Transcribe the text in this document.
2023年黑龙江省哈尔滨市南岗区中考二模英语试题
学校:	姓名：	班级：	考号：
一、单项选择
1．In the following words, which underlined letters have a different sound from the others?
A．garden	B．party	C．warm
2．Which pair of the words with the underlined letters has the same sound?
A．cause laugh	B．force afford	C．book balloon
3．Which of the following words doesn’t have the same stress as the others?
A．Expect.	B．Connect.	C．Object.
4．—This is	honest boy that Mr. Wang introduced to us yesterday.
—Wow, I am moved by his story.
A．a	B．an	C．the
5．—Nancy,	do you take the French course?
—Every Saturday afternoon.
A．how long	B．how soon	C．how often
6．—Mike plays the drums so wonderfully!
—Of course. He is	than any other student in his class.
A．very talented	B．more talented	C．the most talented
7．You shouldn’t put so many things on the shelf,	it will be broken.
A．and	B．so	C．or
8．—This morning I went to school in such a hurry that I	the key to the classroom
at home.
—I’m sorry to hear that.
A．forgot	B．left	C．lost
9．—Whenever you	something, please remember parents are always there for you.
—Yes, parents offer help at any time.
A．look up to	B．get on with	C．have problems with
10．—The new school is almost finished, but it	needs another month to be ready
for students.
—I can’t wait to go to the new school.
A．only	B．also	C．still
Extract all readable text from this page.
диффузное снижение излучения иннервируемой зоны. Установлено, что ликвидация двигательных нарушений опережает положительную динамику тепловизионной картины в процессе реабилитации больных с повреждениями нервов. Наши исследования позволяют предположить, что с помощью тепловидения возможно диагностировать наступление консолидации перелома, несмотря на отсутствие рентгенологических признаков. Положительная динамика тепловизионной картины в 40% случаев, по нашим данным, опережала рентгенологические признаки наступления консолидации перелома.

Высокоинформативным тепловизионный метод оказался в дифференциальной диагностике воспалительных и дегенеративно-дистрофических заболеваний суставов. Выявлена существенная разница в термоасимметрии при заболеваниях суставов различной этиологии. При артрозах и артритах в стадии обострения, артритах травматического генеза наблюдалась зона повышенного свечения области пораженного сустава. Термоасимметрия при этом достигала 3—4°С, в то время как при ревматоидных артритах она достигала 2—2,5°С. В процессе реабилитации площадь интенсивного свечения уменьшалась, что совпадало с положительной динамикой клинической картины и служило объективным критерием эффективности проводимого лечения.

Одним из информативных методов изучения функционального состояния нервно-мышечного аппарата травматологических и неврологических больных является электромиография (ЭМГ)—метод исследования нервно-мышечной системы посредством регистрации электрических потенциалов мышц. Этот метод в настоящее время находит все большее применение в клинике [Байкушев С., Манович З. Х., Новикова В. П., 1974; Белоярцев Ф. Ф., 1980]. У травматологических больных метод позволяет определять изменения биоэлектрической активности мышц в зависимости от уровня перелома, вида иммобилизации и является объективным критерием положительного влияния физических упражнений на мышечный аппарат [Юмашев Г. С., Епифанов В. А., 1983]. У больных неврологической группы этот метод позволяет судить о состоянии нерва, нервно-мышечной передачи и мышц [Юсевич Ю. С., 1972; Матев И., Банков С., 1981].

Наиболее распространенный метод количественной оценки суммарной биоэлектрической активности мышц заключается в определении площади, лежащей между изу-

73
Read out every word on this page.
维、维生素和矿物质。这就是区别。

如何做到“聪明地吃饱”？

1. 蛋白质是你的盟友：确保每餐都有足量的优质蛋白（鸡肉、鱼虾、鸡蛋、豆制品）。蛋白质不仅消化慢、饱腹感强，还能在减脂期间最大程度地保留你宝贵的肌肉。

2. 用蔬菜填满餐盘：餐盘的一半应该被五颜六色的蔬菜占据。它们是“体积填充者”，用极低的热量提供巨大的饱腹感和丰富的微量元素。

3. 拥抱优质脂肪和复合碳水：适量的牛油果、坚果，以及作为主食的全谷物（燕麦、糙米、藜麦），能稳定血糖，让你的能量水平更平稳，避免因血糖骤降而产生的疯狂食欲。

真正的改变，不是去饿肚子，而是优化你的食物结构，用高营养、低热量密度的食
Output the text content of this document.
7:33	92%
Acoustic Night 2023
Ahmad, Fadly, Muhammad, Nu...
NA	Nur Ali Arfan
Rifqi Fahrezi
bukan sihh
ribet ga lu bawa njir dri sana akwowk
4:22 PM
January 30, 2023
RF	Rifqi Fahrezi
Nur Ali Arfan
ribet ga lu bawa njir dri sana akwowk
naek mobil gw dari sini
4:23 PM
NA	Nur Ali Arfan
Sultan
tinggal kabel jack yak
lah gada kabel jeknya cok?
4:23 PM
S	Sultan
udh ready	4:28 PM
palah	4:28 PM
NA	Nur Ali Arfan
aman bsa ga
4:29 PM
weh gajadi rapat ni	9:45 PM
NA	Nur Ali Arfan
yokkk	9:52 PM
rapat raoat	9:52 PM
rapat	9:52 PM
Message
__________
-- Challenge --
Set out the complete listing exactly as shown.

-- Output of the exercise --
Transcribe the text in this document.
2023年黑龙江省哈尔滨市南岗区中考二模英语试题
学校:	姓名：	班级：	考号：
一、单项选择
1．In the following words, which underlined letters have a different sound from the others?
A．garden	B．party	C．warm
2．Which pair of the words with the underlined letters has the same sound?
A．cause laugh	B．force afford	C．book balloon
3．Which of the following words doesn’t have the same stress as the others?
A．Expect.	B．Connect.	C．Object.
4．—This is	honest boy that Mr. Wang introduced to us yesterday.
—Wow, I am moved by his story.
A．a	B．an	C．the
5．—Nancy,	do you take the French course?
—Every Saturday afternoon.
A．how long	B．how soon	C．how often
6．—Mike plays the drums so wonderfully!
—Of course. He is	than any other student in his class.
A．very talented	B．more talented	C．the most talented
7．You shouldn’t put so many things on the shelf,	it will be broken.
A．and	B．so	C．or
8．—This morning I went to school in such a hurry that I	the key to the classroom
at home.
—I’m sorry to hear that.
A．forgot	B．left	C．lost
9．—Whenever you	something, please remember parents are always there for you.
—Yes, parents offer help at any time.
A．look up to	B．get on with	C．have problems with
10．—The new school is almost finished, but it	needs another month to be ready
for students.
—I can’t wait to go to the new school.
A．only	B．also	C．still
Extract all readable text from this page.
диффузное снижение излучения иннервируемой зоны. Установлено, что ликвидация двигательных нарушений опережает положительную динамику тепловизионной картины в процессе реабилитации больных с повреждениями нервов. Наши исследования позволяют предположить, что с помощью тепловидения возможно диагностировать наступление консолидации перелома, несмотря на отсутствие рентгенологических признаков. Положительная динамика тепловизионной картины в 40% случаев, по нашим данным, опережала рентгенологические признаки наступления консолидации перелома.

Высокоинформативным тепловизионный метод оказался в дифференциальной диагностике воспалительных и дегенеративно-дистрофических заболеваний суставов. Выявлена существенная разница в термоасимметрии при заболеваниях суставов различной этиологии. При артрозах и артритах в стадии обострения, артритах травматического генеза наблюдалась зона повышенного свечения области пораженного сустава. Термоасимметрия при этом достигала 3—4°С, в то время как при ревматоидных артритах она достигала 2—2,5°С. В процессе реабилитации площадь интенсивного свечения уменьшалась, что совпадало с положительной динамикой клинической картины и служило объективным критерием эффективности проводимого лечения.

Одним из информативных методов изучения функционального состояния нервно-мышечного аппарата травматологических и неврологических больных является электромиография (ЭМГ)—метод исследования нервно-мышечной системы посредством регистрации электрических потенциалов мышц. Этот метод в настоящее время находит все большее применение в клинике [Байкушев С., Манович З. Х., Новикова В. П., 1974; Белоярцев Ф. Ф., 1980]. У травматологических больных метод позволяет определять изменения биоэлектрической активности мышц в зависимости от уровня перелома, вида иммобилизации и является объективным критерием положительного влияния физических упражнений на мышечный аппарат [Юмашев Г. С., Епифанов В. А., 1983]. У больных неврологической группы этот метод позволяет судить о состоянии нерва, нервно-мышечной передачи и мышц [Юсевич Ю. С., 1972; Матев И., Банков С., 1981].

Наиболее распространенный метод количественной оценки суммарной биоэлектрической активности мышц заключается в определении площади, лежащей между изу-

73
Read out every word on this page.
维、维生素和矿物质。这就是区别。

如何做到“聪明地吃饱”？

1. 蛋白质是你的盟友：确保每餐都有足量的优质蛋白（鸡肉、鱼虾、鸡蛋、豆制品）。蛋白质不仅消化慢、饱腹感强，还能在减脂期间最大程度地保留你宝贵的肌肉。

2. 用蔬菜填满餐盘：餐盘的一半应该被五颜六色的蔬菜占据。它们是“体积填充者”，用极低的热量提供巨大的饱腹感和丰富的微量元素。

3. 拥抱优质脂肪和复合碳水：适量的牛油果、坚果，以及作为主食的全谷物（燕麦、糙米、藜麦），能稳定血糖，让你的能量水平更平稳，避免因血糖骤降而产生的疯狂食欲。

真正的改变，不是去饿肚子，而是优化你的食物结构，用高营养、低热量密度的食
Output the text content of this document.
7:33	92%
Acoustic Night 2023
Ahmad, Fadly, Muhammad, Nu...
NA	Nur Ali Arfan
Rifqi Fahrezi
bukan sihh
ribet ga lu bawa njir dri sana akwowk
4:22 PM
January 30, 2023
RF	Rifqi Fahrezi
Nur Ali Arfan
ribet ga lu bawa njir dri sana akwowk
naek mobil gw dari sini
4:23 PM
NA	Nur Ali Arfan
Sultan
tinggal kabel jack yak
lah gada kabel jeknya cok?
4:23 PM
S	Sultan
udh ready	4:28 PM
palah	4:28 PM
NA	Nur Ali Arfan
aman bsa ga
4:29 PM
weh gajadi rapat ni	9:45 PM
NA	Nur Ali Arfan
yokkk	9:52 PM
rapat raoat	9:52 PM
rapat	9:52 PM
Message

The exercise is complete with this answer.